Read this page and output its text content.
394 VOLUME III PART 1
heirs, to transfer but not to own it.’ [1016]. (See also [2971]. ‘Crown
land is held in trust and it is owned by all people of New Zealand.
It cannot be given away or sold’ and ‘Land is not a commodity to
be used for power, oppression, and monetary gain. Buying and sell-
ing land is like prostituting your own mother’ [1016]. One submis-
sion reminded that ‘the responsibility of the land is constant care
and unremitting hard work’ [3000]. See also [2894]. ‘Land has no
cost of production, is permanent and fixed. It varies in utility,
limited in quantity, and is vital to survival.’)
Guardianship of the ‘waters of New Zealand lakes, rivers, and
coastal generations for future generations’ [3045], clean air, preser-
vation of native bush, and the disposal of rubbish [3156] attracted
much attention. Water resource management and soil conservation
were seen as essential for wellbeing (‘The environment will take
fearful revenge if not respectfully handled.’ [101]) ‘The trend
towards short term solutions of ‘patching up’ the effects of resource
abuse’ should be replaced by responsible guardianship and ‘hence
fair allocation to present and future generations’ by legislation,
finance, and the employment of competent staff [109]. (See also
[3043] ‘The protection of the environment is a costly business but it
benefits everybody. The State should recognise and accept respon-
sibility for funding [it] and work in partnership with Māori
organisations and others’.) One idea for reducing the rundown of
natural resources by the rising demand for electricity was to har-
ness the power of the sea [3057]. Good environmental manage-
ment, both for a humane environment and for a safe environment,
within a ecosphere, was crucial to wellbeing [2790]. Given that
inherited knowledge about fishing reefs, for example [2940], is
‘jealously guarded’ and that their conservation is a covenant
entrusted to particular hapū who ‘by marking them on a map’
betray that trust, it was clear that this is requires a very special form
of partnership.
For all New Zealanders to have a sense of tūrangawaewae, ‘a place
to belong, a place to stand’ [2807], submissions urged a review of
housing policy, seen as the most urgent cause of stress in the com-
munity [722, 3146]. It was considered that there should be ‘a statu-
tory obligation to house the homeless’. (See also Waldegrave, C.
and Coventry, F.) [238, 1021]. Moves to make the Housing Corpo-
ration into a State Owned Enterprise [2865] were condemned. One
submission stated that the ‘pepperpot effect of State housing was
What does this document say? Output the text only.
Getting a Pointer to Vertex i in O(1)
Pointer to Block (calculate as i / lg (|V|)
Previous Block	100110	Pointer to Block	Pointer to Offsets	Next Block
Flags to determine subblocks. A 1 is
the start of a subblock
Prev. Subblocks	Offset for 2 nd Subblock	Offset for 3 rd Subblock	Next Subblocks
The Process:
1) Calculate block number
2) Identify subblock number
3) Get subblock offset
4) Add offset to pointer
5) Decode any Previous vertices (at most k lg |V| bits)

**Problem to work on:**
The records above are to be copied in full, exactly as written.

**Expected answer:**
Read this page and output its text content.
394 VOLUME III PART 1
heirs, to transfer but not to own it.’ [1016]. (See also [2971]. ‘Crown
land is held in trust and it is owned by all people of New Zealand.
It cannot be given away or sold’ and ‘Land is not a commodity to
be used for power, oppression, and monetary gain. Buying and sell-
ing land is like prostituting your own mother’ [1016]. One submis-
sion reminded that ‘the responsibility of the land is constant care
and unremitting hard work’ [3000]. See also [2894]. ‘Land has no
cost of production, is permanent and fixed. It varies in utility,
limited in quantity, and is vital to survival.’)
Guardianship of the ‘waters of New Zealand lakes, rivers, and
coastal generations for future generations’ [3045], clean air, preser-
vation of native bush, and the disposal of rubbish [3156] attracted
much attention. Water resource management and soil conservation
were seen as essential for wellbeing (‘The environment will take
fearful revenge if not respectfully handled.’ [101]) ‘The trend
towards short term solutions of ‘patching up’ the effects of resource
abuse’ should be replaced by responsible guardianship and ‘hence
fair allocation to present and future generations’ by legislation,
finance, and the employment of competent staff [109]. (See also
[3043] ‘The protection of the environment is a costly business but it
benefits everybody. The State should recognise and accept respon-
sibility for funding [it] and work in partnership with Māori
organisations and others’.) One idea for reducing the rundown of
natural resources by the rising demand for electricity was to har-
ness the power of the sea [3057]. Good environmental manage-
ment, both for a humane environment and for a safe environment,
within a ecosphere, was crucial to wellbeing [2790]. Given that
inherited knowledge about fishing reefs, for example [2940], is
‘jealously guarded’ and that their conservation is a covenant
entrusted to particular hapū who ‘by marking them on a map’
betray that trust, it was clear that this is requires a very special form
of partnership.
For all New Zealanders to have a sense of tūrangawaewae, ‘a place
to belong, a place to stand’ [2807], submissions urged a review of
housing policy, seen as the most urgent cause of stress in the com-
munity [722, 3146]. It was considered that there should be ‘a statu-
tory obligation to house the homeless’. (See also Waldegrave, C.
and Coventry, F.) [238, 1021]. Moves to make the Housing Corpo-
ration into a State Owned Enterprise [2865] were condemned. One
submission stated that the ‘pepperpot effect of State housing was
What does this document say? Output the text only.
Getting a Pointer to Vertex i in O(1)
Pointer to Block (calculate as i / lg (|V|)
Previous Block	100110	Pointer to Block	Pointer to Offsets	Next Block
Flags to determine subblocks. A 1 is
the start of a subblock
Prev. Subblocks	Offset for 2 nd Subblock	Offset for 3 rd Subblock	Next Subblocks
The Process:
1) Calculate block number
2) Identify subblock number
3) Get subblock offset
4) Add offset to pointer
5) Decode any Previous vertices (at most k lg |V| bits)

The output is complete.